WRITTEN EXERCISE: Copy down every line where the string "الداخلية" shows up.

[RECORDS SUPPLIED start]

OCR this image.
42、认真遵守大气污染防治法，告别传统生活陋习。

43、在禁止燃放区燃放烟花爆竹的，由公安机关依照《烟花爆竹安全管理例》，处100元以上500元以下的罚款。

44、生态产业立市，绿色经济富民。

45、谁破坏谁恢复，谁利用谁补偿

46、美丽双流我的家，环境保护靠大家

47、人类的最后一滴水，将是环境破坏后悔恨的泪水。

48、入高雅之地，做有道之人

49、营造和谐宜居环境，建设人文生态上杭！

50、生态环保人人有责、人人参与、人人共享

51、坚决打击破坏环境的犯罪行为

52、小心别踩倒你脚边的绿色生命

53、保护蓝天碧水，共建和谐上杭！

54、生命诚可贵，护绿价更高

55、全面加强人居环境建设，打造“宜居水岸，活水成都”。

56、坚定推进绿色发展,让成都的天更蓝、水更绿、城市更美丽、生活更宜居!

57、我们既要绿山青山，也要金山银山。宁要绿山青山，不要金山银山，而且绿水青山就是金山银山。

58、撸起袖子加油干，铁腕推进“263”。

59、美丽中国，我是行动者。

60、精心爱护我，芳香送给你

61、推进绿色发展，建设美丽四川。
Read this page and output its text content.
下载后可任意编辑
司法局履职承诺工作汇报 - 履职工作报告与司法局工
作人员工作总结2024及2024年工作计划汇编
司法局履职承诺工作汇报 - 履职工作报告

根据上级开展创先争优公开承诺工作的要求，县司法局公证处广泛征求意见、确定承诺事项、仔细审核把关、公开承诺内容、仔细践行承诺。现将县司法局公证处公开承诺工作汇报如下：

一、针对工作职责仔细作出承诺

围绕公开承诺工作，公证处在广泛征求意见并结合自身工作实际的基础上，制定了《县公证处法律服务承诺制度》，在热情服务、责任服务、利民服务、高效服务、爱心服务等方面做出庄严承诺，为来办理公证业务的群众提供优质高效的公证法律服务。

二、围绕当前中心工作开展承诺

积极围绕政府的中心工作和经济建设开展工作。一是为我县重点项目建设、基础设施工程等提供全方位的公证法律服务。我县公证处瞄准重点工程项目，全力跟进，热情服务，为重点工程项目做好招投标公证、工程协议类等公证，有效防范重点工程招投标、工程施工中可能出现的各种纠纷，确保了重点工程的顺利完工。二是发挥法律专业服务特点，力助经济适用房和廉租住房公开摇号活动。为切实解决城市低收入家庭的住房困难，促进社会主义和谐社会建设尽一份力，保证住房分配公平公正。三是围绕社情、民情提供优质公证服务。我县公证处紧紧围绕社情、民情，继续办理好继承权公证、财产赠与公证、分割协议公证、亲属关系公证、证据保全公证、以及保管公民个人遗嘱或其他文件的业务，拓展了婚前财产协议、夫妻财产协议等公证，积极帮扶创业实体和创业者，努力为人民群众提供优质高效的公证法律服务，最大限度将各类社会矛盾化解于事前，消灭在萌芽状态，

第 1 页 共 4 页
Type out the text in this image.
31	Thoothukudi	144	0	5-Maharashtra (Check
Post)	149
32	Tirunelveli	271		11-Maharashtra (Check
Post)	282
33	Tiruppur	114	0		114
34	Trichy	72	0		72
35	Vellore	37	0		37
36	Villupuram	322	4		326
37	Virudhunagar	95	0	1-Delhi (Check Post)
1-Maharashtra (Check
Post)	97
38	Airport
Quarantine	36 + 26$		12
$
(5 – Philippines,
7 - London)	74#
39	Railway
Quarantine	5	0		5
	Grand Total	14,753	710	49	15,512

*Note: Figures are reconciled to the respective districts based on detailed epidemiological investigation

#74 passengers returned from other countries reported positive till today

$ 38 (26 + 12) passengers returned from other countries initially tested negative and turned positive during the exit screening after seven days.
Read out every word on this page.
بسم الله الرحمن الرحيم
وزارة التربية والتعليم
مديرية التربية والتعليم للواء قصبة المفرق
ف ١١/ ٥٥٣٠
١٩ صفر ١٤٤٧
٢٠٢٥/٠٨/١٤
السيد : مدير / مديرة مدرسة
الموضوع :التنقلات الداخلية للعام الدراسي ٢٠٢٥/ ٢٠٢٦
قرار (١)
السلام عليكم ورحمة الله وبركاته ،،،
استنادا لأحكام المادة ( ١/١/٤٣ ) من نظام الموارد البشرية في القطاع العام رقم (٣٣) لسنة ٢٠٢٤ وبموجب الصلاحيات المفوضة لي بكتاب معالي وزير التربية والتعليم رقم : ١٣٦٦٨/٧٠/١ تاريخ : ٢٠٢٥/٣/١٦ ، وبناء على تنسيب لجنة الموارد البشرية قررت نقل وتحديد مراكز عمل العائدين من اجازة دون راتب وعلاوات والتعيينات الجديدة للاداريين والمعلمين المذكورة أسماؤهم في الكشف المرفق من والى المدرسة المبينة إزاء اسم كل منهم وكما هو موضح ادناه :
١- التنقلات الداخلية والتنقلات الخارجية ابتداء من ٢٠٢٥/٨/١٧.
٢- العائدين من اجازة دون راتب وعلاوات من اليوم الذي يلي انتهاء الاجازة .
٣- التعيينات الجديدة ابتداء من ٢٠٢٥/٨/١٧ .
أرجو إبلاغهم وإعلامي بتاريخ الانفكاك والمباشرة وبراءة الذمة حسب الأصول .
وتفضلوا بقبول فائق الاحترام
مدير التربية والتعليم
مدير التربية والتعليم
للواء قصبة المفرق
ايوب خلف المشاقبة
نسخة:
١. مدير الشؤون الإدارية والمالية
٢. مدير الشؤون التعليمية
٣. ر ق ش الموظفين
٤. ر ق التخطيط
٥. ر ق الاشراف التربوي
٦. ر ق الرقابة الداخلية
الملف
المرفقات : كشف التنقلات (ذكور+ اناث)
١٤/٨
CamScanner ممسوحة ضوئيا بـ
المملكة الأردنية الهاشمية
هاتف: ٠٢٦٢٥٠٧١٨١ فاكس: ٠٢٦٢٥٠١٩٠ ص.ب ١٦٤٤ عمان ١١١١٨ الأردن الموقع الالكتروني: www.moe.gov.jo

[RECORDS SUPPLIED end]

OUTPUT FOR THIS TASK:
الموضوع :التنقلات الداخلية للعام الدراسي ٢٠٢٥/ ٢٠٢٦
١- التنقلات الداخلية والتنقلات الخارجية ابتداء من ٢٠٢٥/٨/١٧.
٦. ر ق الرقابة الداخلية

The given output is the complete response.